**EXERCISE PROMPT:**
In the lines below, how many hold the word "like"? Answer only with the number.

**RECORDS TO PROCESS:**
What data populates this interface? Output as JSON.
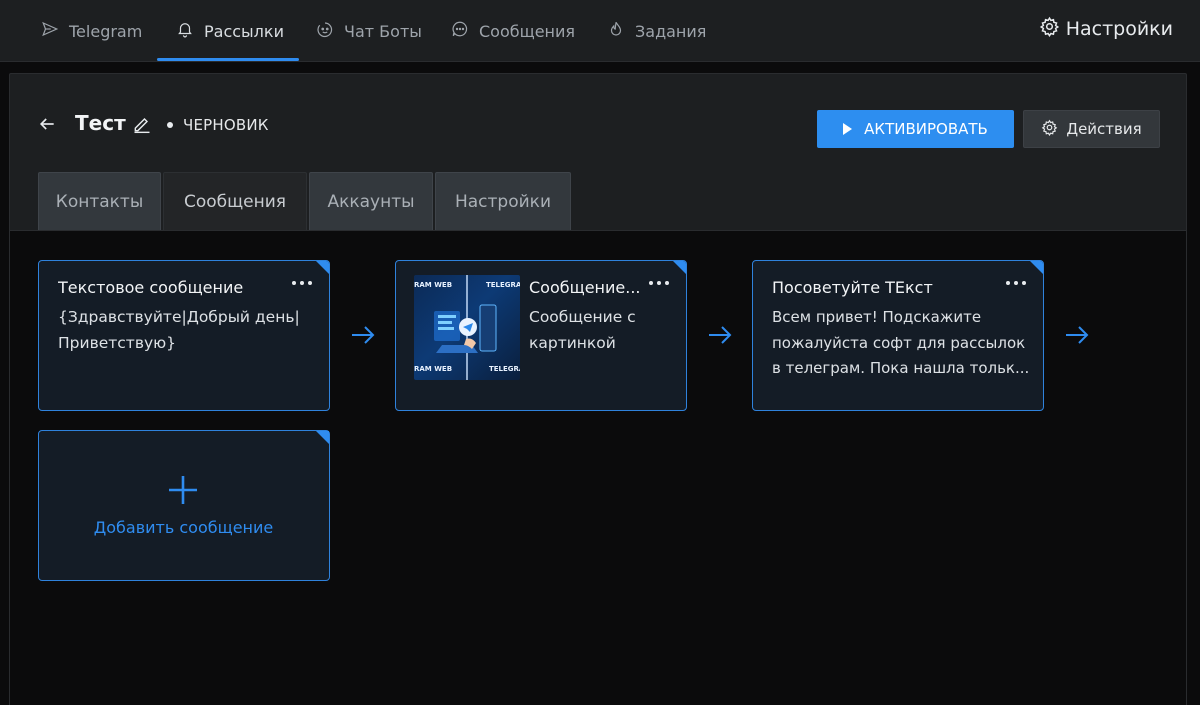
{
  "colors": {
    "accent": "#2F8CF0",
    "background": "#0B0B0C",
    "panel": "#1D1F21",
    "card": "#141C26"
  },
  "nav": {
    "items": [
      {
        "label": "Telegram",
        "icon": "send-icon",
        "active": false
      },
      {
        "label": "Рассылки",
        "icon": "bell-icon",
        "active": true
      },
      {
        "label": "Чат Боты",
        "icon": "bot-icon",
        "active": false
      },
      {
        "label": "Сообщения",
        "icon": "chat-icon",
        "active": false
      },
      {
        "label": "Задания",
        "icon": "flame-icon",
        "active": false
      }
    ],
    "settings_label": "Настройки"
  },
  "header": {
    "title": "Тест",
    "status": "ЧЕРНОВИК",
    "activate_label": "АКТИВИРОВАТЬ",
    "actions_label": "Действия"
  },
  "tabs": [
    {
      "label": "Контакты",
      "active": false
    },
    {
      "label": "Сообщения",
      "active": true
    },
    {
      "label": "Аккаунты",
      "active": false
    },
    {
      "label": "Настройки",
      "active": false
    }
  ],
  "messages": [
    {
      "title": "Текстовое сообщение",
      "body": "{Здравствуйте|Добрый день|\nПриветствую}",
      "has_image": false
    },
    {
      "title": "Сообщение...",
      "body": "Сообщение с\nкартинкой",
      "has_image": true,
      "image_text": [
        "RAM WEB",
        "TELEGRA",
        "RAM WEB",
        "TELEGRA"
      ]
    },
    {
      "title": "Посоветуйте ТЕкст",
      "body": "Всем привет! Подскажите\nпожалуйста софт для рассылок\nв телеграм. Пока нашла тольк...",
      "has_image": false
    }
  ],
  "add_message_label": "Добавить сообщение"
}
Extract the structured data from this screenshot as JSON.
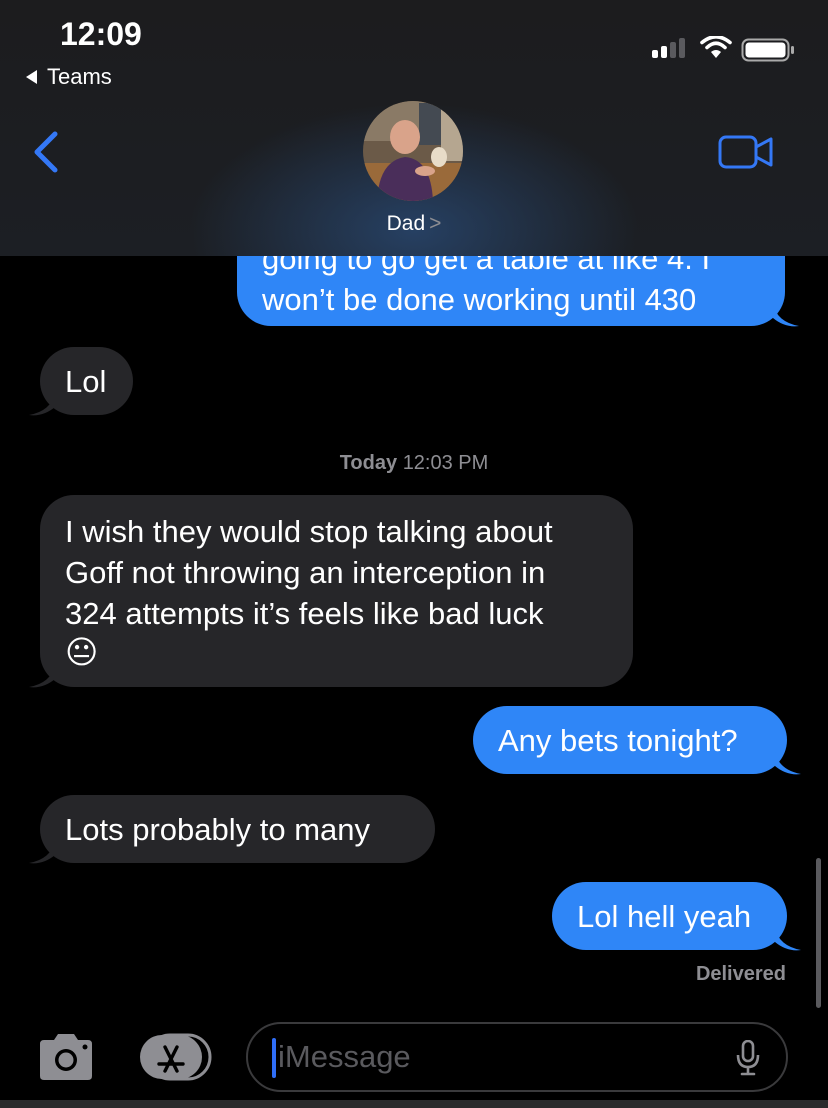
{
  "status_bar": {
    "time": "12:09",
    "back_app": "Teams"
  },
  "header": {
    "contact_name": "Dad",
    "chevron": ">"
  },
  "messages": {
    "m1_partial_line": "going to go get a table at like 4. I",
    "m1_line": "won’t be done working until 430",
    "m2": "Lol",
    "timestamp_day": "Today",
    "timestamp_time": "12:03 PM",
    "m3_line1": "I wish they would stop talking about",
    "m3_line2": "Goff not throwing an interception in",
    "m3_line3": "324 attempts it’s feels like bad luck",
    "m3_emoji": "😐",
    "m4": "Any bets tonight?",
    "m5": "Lots probably to many",
    "m6": "Lol hell yeah",
    "delivered": "Delivered"
  },
  "input_bar": {
    "placeholder": "iMessage"
  },
  "colors": {
    "outgoing": "#2f86f7",
    "incoming": "#262629",
    "accent": "#3478f6"
  }
}
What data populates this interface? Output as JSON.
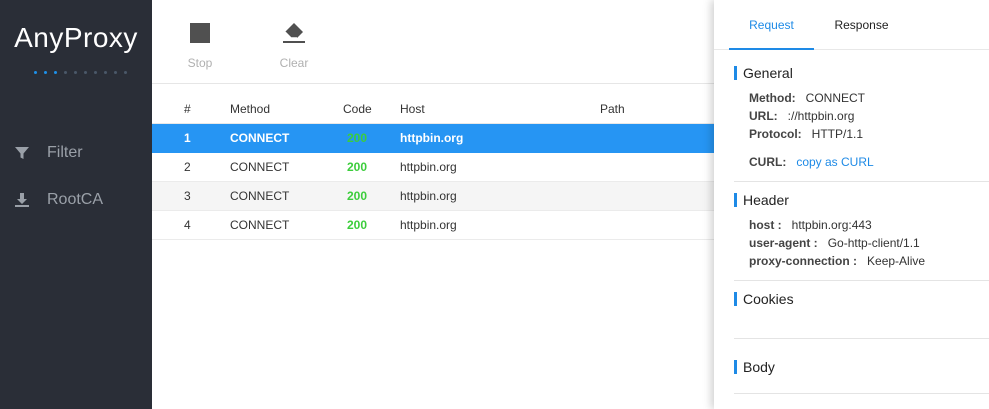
{
  "app": {
    "title": "AnyProxy"
  },
  "sidebar": {
    "items": [
      {
        "label": "Filter",
        "icon": "filter-icon"
      },
      {
        "label": "RootCA",
        "icon": "download-icon"
      }
    ]
  },
  "toolbar": {
    "stop_label": "Stop",
    "clear_label": "Clear"
  },
  "table": {
    "headers": {
      "num": "#",
      "method": "Method",
      "code": "Code",
      "host": "Host",
      "path": "Path"
    },
    "rows": [
      {
        "num": "1",
        "method": "CONNECT",
        "code": "200",
        "host": "httpbin.org",
        "path": ""
      },
      {
        "num": "2",
        "method": "CONNECT",
        "code": "200",
        "host": "httpbin.org",
        "path": ""
      },
      {
        "num": "3",
        "method": "CONNECT",
        "code": "200",
        "host": "httpbin.org",
        "path": ""
      },
      {
        "num": "4",
        "method": "CONNECT",
        "code": "200",
        "host": "httpbin.org",
        "path": ""
      }
    ]
  },
  "detail": {
    "tabs": {
      "request": "Request",
      "response": "Response"
    },
    "general": {
      "title": "General",
      "method_key": "Method:",
      "method_val": "CONNECT",
      "url_key": "URL:",
      "url_val": "://httpbin.org",
      "protocol_key": "Protocol:",
      "protocol_val": "HTTP/1.1",
      "curl_key": "CURL:",
      "curl_val": "copy as CURL"
    },
    "header": {
      "title": "Header",
      "items": [
        {
          "k": "host :",
          "v": "httpbin.org:443"
        },
        {
          "k": "user-agent :",
          "v": "Go-http-client/1.1"
        },
        {
          "k": "proxy-connection :",
          "v": "Keep-Alive"
        }
      ]
    },
    "cookies": {
      "title": "Cookies"
    },
    "body": {
      "title": "Body"
    }
  },
  "colors": {
    "accent": "#1e8ae6",
    "selected_row": "#2695f3",
    "status_ok": "#3ccd3c",
    "sidebar_bg": "#2a2e37"
  }
}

**OUTPUT BELOW:**
2